Go through the data below and return each line where the string "papier" occurs.

(Source records)
========================================================================

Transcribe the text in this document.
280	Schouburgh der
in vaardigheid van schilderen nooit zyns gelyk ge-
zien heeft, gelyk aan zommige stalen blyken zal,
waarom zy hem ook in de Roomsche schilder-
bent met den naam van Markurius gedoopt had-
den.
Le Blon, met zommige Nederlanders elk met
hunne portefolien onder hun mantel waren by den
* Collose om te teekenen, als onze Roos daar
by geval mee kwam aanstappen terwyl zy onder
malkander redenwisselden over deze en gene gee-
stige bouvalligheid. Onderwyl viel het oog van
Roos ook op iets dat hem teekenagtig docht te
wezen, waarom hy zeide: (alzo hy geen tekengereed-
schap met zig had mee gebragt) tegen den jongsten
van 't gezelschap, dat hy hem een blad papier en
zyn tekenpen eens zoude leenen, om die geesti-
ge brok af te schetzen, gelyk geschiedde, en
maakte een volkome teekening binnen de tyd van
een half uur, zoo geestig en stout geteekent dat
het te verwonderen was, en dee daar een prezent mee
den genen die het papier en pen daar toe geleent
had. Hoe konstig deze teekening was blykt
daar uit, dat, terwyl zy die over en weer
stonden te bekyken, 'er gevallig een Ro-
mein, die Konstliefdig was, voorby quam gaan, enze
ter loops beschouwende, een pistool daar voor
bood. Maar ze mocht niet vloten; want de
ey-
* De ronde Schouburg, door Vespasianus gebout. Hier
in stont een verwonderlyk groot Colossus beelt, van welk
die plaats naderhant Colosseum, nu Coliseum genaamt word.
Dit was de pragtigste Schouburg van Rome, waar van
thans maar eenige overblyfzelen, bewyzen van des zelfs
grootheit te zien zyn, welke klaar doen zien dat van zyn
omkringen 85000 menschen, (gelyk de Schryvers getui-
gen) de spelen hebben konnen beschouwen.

========================================================================

*Answer area*:
van 't gezelschap, dat hy hem een blad papier en
den genen die het papier en pen daar toe geleent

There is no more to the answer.